(Stored records)

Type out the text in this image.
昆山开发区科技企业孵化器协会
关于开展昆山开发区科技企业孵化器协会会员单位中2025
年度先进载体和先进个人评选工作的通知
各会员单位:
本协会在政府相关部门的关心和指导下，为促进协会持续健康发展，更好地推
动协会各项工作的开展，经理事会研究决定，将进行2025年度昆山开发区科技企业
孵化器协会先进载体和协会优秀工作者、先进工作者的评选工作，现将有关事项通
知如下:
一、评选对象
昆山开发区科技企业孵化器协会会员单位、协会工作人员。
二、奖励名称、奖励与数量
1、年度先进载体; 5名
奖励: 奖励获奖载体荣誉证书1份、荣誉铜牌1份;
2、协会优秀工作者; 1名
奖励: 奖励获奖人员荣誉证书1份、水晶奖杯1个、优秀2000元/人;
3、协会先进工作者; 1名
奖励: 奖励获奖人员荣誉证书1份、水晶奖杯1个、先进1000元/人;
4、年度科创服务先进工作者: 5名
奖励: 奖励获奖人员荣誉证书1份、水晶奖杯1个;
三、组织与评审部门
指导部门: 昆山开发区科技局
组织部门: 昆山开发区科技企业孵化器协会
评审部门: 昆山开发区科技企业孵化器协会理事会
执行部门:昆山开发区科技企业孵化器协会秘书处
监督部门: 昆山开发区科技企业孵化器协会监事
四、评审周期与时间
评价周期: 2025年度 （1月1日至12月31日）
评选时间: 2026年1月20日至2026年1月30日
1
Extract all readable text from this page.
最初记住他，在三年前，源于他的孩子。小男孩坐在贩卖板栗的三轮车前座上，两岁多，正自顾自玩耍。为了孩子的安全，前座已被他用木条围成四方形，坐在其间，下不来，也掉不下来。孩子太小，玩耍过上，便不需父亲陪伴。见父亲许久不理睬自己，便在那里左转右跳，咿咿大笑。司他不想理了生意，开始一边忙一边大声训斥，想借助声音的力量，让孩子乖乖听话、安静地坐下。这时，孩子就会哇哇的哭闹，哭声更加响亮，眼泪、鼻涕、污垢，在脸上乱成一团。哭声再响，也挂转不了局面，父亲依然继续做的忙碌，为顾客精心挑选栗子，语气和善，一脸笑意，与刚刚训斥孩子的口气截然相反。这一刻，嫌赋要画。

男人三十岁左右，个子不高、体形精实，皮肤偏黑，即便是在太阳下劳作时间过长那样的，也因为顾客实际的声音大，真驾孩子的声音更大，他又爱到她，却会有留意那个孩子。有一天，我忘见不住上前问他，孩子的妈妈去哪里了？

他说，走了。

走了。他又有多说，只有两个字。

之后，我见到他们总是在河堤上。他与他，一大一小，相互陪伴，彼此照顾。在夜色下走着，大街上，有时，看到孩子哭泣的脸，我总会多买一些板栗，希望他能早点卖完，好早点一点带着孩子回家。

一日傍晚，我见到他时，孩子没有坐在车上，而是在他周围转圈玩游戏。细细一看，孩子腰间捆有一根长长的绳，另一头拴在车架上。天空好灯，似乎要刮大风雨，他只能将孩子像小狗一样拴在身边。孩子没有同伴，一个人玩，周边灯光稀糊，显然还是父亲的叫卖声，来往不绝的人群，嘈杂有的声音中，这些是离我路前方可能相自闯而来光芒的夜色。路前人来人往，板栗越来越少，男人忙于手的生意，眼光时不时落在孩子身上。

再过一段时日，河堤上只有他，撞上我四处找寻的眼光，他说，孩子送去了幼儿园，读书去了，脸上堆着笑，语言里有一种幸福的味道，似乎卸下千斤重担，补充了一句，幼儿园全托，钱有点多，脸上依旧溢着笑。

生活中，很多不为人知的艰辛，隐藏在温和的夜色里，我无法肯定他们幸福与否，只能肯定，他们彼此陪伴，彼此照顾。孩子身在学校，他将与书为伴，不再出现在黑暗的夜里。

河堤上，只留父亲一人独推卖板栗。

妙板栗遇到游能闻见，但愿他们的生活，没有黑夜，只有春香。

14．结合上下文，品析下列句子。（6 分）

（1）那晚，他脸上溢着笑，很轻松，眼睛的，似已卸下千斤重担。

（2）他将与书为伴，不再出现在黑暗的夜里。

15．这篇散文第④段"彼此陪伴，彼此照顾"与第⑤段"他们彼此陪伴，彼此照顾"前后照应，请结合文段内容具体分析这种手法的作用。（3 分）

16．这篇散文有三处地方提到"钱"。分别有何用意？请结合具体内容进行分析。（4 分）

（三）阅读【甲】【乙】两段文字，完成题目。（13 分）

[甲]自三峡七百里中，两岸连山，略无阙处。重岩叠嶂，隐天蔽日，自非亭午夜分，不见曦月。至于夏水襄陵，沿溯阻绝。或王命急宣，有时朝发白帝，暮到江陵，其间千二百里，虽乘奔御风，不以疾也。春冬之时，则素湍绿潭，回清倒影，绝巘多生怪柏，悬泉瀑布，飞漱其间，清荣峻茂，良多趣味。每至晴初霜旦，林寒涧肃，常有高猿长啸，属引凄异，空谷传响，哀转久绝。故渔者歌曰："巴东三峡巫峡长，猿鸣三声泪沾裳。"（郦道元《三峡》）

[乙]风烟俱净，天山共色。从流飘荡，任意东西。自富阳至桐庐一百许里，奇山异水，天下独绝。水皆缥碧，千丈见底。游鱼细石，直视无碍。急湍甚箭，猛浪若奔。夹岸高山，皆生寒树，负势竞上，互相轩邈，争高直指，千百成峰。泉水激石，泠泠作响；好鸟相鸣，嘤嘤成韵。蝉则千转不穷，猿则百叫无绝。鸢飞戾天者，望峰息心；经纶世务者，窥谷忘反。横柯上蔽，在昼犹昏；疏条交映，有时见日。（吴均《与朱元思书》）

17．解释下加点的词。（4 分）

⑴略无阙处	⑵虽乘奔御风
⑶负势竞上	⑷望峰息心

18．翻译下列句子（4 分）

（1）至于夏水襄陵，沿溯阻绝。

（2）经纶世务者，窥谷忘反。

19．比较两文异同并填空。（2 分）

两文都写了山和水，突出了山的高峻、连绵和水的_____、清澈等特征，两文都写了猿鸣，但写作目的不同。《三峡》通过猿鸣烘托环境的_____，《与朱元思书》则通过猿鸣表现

● Task
Return from the data every line that holds "经纶世务者".

● Reply
[乙]风烟俱净，天山共色。从流飘荡，任意东西。自富阳至桐庐一百许里，奇山异水，天下独绝。水皆缥碧，千丈见底。游鱼细石，直视无碍。急湍甚箭，猛浪若奔。夹岸高山，皆生寒树，负势竞上，互相轩邈，争高直指，千百成峰。泉水激石，泠泠作响；好鸟相鸣，嘤嘤成韵。蝉则千转不穷，猿则百叫无绝。鸢飞戾天者，望峰息心；经纶世务者，窥谷忘反。横柯上蔽，在昼犹昏；疏条交映，有时见日。（吴均《与朱元思书》）
（2）经纶世务者，窥谷忘反。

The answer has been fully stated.